WHAT YOU HAVE TO DO
In the listing that follows, count the lines holding the word "đình" and report only that number.

RECORDS

--- start ---

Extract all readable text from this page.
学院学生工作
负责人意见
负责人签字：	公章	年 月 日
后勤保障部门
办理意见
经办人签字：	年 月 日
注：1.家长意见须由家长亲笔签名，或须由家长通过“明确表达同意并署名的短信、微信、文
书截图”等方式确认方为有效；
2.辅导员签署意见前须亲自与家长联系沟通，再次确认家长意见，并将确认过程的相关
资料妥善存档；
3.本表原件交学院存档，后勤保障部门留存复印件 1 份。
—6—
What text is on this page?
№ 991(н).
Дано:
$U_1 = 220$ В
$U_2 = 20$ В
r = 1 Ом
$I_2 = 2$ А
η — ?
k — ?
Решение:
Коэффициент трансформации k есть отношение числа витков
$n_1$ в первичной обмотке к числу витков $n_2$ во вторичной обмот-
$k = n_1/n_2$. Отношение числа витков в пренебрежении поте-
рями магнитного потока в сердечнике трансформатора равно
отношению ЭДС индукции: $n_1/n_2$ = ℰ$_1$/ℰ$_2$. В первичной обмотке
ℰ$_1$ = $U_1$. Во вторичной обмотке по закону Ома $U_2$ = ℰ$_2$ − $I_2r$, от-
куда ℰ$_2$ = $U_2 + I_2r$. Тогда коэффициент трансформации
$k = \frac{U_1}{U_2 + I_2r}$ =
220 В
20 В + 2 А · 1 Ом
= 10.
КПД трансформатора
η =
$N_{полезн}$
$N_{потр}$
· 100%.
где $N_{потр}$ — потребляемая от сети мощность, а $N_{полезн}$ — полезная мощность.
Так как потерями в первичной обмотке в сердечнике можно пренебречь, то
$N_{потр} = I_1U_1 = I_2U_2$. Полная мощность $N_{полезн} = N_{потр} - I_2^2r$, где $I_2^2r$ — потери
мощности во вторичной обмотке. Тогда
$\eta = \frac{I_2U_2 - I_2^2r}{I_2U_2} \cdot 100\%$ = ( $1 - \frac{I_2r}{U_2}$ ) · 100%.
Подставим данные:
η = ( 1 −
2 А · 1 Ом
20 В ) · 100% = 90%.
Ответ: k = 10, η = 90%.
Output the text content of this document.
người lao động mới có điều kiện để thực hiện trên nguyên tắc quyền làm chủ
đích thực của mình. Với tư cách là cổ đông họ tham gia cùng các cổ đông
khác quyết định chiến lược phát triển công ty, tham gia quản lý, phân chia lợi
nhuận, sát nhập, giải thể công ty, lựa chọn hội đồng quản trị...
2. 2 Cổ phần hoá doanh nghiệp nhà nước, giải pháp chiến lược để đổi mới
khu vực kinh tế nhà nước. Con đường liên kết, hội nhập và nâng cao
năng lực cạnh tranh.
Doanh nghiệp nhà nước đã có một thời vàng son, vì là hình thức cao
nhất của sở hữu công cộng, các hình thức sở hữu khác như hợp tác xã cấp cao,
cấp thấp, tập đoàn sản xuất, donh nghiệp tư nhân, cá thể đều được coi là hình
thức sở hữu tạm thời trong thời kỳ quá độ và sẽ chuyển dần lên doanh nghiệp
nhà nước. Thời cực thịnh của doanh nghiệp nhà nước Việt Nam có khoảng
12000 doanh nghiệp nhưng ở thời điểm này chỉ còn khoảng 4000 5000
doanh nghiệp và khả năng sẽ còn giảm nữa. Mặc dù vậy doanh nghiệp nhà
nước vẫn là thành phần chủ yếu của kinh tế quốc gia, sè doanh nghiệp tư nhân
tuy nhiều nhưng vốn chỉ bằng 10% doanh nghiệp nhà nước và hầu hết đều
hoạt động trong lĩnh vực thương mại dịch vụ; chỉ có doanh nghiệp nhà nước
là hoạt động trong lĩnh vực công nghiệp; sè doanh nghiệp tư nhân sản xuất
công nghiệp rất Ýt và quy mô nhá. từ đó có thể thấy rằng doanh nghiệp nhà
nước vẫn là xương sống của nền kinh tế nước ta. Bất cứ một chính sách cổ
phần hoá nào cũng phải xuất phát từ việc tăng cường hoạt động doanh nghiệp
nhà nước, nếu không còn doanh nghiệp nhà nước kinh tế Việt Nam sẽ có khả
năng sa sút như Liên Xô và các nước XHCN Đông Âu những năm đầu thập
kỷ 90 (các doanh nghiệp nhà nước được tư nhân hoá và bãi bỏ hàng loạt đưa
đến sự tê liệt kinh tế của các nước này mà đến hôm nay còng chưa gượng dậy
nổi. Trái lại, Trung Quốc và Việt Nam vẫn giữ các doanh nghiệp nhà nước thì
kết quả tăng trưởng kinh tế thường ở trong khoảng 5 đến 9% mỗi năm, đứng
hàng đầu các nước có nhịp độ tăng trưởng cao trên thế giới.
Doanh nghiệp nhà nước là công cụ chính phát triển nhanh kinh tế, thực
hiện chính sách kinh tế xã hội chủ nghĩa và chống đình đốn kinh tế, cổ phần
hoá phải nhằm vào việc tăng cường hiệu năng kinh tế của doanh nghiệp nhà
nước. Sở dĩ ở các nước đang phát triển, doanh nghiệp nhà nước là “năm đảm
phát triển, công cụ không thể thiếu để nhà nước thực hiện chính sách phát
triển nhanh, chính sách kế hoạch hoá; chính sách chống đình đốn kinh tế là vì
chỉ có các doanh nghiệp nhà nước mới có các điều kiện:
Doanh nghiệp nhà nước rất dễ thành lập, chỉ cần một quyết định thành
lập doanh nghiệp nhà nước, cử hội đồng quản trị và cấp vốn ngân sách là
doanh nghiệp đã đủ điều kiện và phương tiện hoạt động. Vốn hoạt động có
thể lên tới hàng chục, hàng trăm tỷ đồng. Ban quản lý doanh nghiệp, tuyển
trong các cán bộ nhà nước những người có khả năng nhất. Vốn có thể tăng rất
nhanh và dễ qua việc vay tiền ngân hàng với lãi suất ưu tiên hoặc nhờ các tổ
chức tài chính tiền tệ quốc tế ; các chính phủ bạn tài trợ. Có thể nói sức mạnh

--- end ---

ANSWER TO THIS PROBLEM
2